Text segment:
“For years, corporate investors stuck to what were considered safe investments. Now we know that nothing is safe,” says Lee Epstein, president and CEO of Money Market One, a broker-dealer based in San Francisco that specializes in corporate cash. “You have to consider that the unthinkable can happen. It’s the new paradigm.”
And that uncertainty has reduced cash investing to pure defense. Hoarding is still going on, says George Zinn, treasurer of $60 billion Microsoft Corp., which has one of the largest cash chests ($24 billion) in the corporate world. “We see it in corporations that have drawn down their credit lines even though they have no immediate use for the funds,” he says. The turning point will come when de-leveraging has run its course and investors can stop selling good assets just to cover margin calls or get liquidity. “That is when stability will return, but nobody knows when that will occur,” he says.
Or whether “stability” is an old-paradigm concept. Corporate investors are rethinking their perception of the banking and investment infrastructure and how markets work, Zinn says. “For at least 20 years, investors felt sure they could be generally successful buying the dip or sticking with asset allocation strategies based on mean reversion. Now investors are really wrestling with whether that reality still is relevant.”

(Records)
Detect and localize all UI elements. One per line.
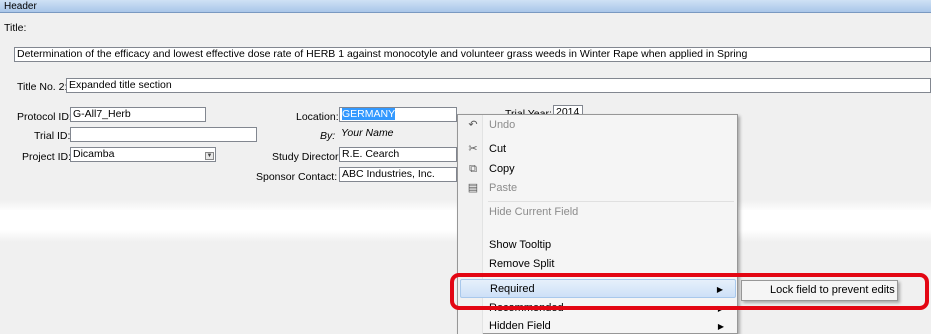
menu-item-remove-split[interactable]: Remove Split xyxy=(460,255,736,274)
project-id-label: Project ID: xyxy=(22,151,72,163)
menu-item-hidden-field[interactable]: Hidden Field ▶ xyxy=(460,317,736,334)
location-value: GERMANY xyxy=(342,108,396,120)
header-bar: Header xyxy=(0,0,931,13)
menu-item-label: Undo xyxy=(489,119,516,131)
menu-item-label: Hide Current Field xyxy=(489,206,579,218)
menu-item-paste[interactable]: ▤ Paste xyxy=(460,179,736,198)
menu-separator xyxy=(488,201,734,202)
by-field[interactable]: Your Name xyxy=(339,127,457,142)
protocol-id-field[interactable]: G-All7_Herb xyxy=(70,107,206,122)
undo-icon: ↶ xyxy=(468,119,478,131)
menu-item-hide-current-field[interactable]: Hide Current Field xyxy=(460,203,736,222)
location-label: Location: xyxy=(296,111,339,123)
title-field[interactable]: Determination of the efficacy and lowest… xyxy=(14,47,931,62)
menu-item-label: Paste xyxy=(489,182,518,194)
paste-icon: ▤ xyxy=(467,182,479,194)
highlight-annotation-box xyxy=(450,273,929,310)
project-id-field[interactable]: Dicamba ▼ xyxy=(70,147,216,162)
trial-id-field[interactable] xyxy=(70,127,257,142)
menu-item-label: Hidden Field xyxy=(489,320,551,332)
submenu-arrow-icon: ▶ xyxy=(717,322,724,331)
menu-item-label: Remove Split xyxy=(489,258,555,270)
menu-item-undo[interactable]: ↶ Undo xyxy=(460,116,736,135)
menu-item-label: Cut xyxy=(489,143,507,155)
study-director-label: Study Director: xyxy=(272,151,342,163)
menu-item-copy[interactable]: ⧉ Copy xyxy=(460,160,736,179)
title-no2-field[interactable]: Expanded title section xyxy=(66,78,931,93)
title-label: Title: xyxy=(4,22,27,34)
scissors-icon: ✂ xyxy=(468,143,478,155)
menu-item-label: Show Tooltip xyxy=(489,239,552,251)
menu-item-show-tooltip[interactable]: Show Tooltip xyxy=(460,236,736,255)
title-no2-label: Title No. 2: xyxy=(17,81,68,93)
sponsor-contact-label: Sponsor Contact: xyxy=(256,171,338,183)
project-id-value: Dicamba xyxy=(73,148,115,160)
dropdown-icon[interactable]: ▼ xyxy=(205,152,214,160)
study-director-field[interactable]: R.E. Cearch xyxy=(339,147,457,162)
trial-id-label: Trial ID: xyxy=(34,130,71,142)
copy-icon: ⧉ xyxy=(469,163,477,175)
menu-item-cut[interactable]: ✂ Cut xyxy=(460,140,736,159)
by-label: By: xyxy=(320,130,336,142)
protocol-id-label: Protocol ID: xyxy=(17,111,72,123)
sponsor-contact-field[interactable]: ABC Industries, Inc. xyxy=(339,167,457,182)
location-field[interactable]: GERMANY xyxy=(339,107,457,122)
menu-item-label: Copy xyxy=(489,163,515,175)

Required task A:
According to the passage on corporate cash investing, how large is Microsoft's cash chest?
Required task B:
Render this sentence from the passage on corporate cash investing in Spanish: "And that uncertainty has reduced cash investing to pure defense."
Required task C:
Write a continuation of the passage on corporate cash investing, picking up after its final sentence.
The items were taken from a different source than the passage on corporate cash investing.

Output A:
$24 billion.

Output B:
Y esa incertidumbre ha reducido la inversión de efectivo a pura defensa.

Output C:
So for the foreseeable future extreme safety is in and return is out. “Companies still are willing to take very little risk with their cash and are settling for incredibly low rates,” reports Mike Gallanis, of Treasury Strategies Inc., which tracks corporate investment practices. “We definitely have not turned the corner yet.” For example, one university client with more than $1 billion in operating cash was earning its best return on insured bank CDs in the 2% range and was getting below 0.5% on other instruments in its portfolio, he reports.
In one sense, the flight to quality and accepting current low yields has reached irrational levels, Epstein says, “which creates real opportunities for rational investors to exploit distortions in the market. There are odd lots. There are bid-ask spreads. There are out-of-favor sectors. Spreads between Treasuries and agencies are abnormally broad. But it takes confidence to go there, and corporations were never investors first.”
If the corner has not been turned, the bottom may have been reached. “The flight to quality is over and the market has stabilized,” says Ben Campbell, president and CEO of Capital Advisors Group, an institutional cash manager based in Boston. The flight was precipitous–prime money market funds took a 35% drop and U.S. Treasury funds surged by 47% last September as corporate treasurers rushed to get their cash into the safest possible places, he notes. And the exodus from prime funds, which had a heavy exposure to the financial industry, continued through October and November before flattening out in December, he adds.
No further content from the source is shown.